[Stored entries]

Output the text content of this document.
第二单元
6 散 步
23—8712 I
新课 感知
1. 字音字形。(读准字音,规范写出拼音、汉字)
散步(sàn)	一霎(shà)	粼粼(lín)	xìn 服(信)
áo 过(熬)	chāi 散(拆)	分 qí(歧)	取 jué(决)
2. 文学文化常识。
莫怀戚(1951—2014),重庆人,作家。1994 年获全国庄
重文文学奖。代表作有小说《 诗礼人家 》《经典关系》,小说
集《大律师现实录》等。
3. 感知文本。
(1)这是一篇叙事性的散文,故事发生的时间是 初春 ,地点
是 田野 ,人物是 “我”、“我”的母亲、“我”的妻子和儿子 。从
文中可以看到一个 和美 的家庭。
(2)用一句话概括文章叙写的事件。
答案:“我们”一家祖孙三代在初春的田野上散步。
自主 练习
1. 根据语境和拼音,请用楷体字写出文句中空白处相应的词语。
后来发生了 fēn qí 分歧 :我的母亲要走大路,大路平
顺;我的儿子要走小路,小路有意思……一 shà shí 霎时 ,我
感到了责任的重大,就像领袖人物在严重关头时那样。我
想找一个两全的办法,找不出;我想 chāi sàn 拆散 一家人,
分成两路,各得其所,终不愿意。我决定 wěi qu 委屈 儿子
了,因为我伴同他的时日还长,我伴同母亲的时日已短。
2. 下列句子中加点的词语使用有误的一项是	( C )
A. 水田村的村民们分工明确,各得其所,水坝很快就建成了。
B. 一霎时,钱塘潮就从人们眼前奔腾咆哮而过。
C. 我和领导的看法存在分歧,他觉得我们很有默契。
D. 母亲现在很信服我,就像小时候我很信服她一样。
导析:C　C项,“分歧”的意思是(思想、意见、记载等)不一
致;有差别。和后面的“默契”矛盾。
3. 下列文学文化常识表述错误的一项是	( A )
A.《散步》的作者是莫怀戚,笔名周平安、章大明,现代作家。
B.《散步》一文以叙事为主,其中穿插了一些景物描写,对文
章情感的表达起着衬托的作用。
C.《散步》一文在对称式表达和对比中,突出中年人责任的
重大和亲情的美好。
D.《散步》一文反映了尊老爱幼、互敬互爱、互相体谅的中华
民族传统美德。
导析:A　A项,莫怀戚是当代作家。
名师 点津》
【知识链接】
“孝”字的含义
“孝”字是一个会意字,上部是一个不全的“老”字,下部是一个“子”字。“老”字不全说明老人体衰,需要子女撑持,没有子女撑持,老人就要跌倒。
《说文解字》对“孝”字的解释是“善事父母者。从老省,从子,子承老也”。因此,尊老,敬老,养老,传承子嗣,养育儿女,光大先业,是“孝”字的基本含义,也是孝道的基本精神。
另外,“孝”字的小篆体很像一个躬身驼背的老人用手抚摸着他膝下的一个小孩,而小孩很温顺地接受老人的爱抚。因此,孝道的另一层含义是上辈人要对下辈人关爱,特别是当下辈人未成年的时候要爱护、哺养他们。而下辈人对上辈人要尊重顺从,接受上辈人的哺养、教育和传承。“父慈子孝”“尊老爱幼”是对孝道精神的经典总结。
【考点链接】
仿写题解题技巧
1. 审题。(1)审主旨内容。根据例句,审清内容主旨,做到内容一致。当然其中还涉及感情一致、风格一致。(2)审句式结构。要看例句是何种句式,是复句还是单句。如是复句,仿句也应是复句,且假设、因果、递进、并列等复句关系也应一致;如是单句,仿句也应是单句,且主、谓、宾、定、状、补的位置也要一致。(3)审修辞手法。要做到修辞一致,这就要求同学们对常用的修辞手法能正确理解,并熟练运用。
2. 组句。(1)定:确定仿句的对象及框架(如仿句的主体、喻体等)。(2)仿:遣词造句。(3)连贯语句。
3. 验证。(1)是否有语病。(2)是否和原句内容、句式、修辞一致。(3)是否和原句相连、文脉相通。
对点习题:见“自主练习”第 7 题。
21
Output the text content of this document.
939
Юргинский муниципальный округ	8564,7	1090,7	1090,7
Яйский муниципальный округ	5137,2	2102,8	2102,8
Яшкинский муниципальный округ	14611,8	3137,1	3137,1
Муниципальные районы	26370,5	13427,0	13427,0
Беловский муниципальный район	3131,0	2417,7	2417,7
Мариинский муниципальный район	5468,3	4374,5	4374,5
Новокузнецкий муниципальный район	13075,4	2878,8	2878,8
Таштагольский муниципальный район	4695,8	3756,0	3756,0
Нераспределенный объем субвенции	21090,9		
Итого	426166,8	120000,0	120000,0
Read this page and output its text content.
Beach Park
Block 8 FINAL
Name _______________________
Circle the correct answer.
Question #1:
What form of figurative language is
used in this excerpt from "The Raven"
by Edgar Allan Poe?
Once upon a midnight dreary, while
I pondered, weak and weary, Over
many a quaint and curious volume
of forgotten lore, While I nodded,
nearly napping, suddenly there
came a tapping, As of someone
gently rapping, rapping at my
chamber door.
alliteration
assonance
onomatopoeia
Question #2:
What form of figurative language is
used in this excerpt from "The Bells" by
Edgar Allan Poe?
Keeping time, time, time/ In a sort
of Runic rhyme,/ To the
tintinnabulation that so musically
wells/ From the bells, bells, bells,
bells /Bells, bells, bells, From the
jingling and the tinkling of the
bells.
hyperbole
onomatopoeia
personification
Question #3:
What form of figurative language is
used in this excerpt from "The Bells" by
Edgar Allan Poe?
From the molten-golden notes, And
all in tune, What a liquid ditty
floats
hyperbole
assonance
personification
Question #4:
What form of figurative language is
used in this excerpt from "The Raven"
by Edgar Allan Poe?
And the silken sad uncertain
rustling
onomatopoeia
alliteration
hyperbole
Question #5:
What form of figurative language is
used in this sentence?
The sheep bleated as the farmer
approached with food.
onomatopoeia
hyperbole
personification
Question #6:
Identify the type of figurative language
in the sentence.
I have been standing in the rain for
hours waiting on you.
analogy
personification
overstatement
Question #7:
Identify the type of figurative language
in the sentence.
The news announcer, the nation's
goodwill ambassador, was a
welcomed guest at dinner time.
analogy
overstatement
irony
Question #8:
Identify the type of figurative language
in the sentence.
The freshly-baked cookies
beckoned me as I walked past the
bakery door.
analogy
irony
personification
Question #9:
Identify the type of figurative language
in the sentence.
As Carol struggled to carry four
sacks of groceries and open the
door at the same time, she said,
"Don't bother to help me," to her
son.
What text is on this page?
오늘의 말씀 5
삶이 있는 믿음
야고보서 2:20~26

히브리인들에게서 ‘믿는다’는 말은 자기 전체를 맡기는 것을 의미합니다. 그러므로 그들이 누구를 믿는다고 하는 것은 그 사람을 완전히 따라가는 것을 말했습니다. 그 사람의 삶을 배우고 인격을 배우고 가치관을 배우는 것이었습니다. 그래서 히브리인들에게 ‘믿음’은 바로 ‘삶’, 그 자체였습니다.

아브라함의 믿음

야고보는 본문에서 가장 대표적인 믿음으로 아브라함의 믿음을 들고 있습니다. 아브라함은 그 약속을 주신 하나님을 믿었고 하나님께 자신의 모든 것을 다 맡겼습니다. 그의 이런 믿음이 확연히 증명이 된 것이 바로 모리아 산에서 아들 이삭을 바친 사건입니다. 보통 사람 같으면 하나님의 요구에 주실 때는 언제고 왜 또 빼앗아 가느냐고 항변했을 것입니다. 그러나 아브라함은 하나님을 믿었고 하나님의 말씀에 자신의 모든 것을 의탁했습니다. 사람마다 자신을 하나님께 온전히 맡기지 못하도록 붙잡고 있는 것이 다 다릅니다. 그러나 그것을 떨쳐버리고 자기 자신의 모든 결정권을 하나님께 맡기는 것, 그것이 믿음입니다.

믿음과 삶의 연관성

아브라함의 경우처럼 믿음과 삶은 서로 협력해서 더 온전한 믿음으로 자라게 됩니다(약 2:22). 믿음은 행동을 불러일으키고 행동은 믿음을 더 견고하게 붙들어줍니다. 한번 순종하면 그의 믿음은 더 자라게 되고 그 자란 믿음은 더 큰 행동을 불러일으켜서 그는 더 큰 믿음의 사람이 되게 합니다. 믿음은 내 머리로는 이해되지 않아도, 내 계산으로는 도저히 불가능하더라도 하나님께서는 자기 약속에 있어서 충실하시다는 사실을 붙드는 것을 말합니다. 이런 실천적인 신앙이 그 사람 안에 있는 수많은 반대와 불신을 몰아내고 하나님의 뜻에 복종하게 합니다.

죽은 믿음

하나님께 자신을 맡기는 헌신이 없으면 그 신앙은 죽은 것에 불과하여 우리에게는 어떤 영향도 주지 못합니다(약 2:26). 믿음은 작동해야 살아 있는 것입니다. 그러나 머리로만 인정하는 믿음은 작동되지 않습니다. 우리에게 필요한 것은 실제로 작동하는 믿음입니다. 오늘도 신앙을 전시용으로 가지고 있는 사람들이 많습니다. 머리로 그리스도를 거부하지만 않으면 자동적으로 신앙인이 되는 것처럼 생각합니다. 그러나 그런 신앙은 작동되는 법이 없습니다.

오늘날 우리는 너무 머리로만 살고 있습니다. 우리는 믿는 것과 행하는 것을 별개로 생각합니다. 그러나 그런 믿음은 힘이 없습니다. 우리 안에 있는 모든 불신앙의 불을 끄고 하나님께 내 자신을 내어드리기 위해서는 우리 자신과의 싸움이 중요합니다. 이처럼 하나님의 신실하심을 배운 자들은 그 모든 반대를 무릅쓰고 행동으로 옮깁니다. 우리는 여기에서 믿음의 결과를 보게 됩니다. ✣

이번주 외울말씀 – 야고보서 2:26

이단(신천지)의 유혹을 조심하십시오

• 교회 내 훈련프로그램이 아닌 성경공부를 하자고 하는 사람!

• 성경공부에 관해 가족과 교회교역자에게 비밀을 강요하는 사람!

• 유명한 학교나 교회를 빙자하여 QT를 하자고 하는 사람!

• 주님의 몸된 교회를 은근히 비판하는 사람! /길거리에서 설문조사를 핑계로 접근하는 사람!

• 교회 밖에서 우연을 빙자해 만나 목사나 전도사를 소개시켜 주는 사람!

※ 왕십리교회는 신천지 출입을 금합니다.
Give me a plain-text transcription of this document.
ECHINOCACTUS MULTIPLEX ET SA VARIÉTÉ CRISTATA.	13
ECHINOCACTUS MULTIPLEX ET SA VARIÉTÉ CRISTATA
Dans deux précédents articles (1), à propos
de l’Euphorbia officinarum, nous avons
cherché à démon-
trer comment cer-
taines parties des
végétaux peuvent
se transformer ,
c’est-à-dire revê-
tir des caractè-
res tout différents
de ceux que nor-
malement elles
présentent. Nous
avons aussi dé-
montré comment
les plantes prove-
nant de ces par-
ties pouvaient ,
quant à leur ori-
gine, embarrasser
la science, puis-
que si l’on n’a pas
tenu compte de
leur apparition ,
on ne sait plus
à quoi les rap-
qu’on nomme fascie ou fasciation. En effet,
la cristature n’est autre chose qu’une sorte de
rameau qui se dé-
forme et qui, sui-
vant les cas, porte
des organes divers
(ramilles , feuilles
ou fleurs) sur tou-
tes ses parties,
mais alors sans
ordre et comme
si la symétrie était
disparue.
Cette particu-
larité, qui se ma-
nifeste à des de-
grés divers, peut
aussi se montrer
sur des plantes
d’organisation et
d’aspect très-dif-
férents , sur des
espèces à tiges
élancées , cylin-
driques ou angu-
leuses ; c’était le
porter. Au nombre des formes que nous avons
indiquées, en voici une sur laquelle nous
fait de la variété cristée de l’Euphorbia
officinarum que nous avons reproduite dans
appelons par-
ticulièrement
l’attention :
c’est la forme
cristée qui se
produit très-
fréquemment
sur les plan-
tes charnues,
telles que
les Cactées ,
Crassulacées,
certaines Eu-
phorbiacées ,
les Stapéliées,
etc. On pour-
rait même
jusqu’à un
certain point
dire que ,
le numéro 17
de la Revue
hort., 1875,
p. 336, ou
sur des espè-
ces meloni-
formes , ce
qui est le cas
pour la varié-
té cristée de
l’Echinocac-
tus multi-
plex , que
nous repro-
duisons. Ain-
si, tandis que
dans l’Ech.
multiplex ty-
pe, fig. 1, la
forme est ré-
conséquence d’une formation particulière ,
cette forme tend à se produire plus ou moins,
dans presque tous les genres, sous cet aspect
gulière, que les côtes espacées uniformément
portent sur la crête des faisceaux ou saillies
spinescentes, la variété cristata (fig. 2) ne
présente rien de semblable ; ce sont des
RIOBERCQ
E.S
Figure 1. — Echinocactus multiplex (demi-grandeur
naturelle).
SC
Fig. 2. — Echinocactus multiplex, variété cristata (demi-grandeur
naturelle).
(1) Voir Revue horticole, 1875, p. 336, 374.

## EXERCISE INSTRUCTIONS
Gather each line in these records that contains the string "생각합니다".

## COMPLETE RESPONSE
하나님께 자신을 맡기는 헌신이 없으면 그 신앙은 죽은 것에 불과하여 우리에게는 어떤 영향도 주지 못합니다(약 2:26). 믿음은 작동해야 살아 있는 것입니다. 그러나 머리로만 인정하는 믿음은 작동되지 않습니다. 우리에게 필요한 것은 실제로 작동하는 믿음입니다. 오늘도 신앙을 전시용으로 가지고 있는 사람들이 많습니다. 머리로 그리스도를 거부하지만 않으면 자동적으로 신앙인이 되는 것처럼 생각합니다. 그러나 그런 신앙은 작동되는 법이 없습니다.
오늘날 우리는 너무 머리로만 살고 있습니다. 우리는 믿는 것과 행하는 것을 별개로 생각합니다. 그러나 그런 믿음은 힘이 없습니다. 우리 안에 있는 모든 불신앙의 불을 끄고 하나님께 내 자신을 내어드리기 위해서는 우리 자신과의 싸움이 중요합니다. 이처럼 하나님의 신실하심을 배운 자들은 그 모든 반대를 무릅쓰고 행동으로 옮깁니다. 우리는 여기에서 믿음의 결과를 보게 됩니다. ✣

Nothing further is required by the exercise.